→ AIM
In the data that follows, find the line containing "Transcribe this image's"; then quote that line and every line after it, exactly, through the last one.

→ EXERCISE INPUTS

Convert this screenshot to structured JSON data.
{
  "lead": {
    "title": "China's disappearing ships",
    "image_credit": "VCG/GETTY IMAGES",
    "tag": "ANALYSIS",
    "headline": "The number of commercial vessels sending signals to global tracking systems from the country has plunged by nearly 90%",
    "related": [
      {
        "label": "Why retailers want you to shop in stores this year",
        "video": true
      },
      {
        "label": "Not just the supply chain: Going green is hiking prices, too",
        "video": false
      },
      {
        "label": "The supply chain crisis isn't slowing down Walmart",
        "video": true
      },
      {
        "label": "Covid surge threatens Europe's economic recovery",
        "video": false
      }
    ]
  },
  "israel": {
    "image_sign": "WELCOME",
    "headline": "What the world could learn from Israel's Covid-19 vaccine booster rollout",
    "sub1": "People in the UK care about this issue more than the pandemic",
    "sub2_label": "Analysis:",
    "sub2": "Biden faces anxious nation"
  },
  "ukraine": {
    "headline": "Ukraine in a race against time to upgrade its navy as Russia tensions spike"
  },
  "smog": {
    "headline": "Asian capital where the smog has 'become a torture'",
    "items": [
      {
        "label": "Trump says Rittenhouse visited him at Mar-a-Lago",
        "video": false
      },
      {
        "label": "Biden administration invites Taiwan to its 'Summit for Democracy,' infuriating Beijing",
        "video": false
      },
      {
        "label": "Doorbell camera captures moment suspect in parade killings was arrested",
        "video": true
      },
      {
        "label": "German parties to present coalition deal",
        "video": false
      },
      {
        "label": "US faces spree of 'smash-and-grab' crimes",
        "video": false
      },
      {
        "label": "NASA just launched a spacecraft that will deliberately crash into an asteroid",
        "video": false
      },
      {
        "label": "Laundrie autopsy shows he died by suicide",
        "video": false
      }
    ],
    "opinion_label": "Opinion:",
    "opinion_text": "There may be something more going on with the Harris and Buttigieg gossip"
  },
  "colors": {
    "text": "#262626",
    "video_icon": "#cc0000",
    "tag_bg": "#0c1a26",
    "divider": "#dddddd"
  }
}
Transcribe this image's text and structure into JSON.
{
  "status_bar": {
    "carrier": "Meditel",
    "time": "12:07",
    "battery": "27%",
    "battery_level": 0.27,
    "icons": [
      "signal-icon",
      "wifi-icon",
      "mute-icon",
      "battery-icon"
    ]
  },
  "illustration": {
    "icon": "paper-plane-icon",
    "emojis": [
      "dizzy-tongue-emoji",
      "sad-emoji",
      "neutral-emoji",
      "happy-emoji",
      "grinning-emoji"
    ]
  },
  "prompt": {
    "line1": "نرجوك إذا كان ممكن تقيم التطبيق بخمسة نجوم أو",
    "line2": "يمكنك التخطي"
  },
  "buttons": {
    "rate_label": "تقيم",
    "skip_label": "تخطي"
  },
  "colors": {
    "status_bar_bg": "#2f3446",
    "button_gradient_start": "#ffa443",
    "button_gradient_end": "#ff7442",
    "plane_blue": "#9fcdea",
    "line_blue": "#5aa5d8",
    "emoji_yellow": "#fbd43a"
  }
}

→ RESULT OF THIS EXERCISE
Transcribe this image's text and structure into JSON.
{
  "status_bar": {
    "carrier": "Meditel",
    "time": "12:07",
    "battery": "27%",
    "battery_level": 0.27,
    "icons": [
      "signal-icon",
      "wifi-icon",
      "mute-icon",
      "battery-icon"
    ]
  },
  "illustration": {
    "icon": "paper-plane-icon",
    "emojis": [
      "dizzy-tongue-emoji",
      "sad-emoji",
      "neutral-emoji",
      "happy-emoji",
      "grinning-emoji"
    ]
  },
  "prompt": {
    "line1": "نرجوك إذا كان ممكن تقيم التطبيق بخمسة نجوم أو",
    "line2": "يمكنك التخطي"
  },
  "buttons": {
    "rate_label": "تقيم",
    "skip_label": "تخطي"
  },
  "colors": {
    "status_bar_bg": "#2f3446",
    "button_gradient_start": "#ffa443",
    "button_gradient_end": "#ff7442",
    "plane_blue": "#9fcdea",
    "line_blue": "#5aa5d8",
    "emoji_yellow": "#fbd43a"
  }
}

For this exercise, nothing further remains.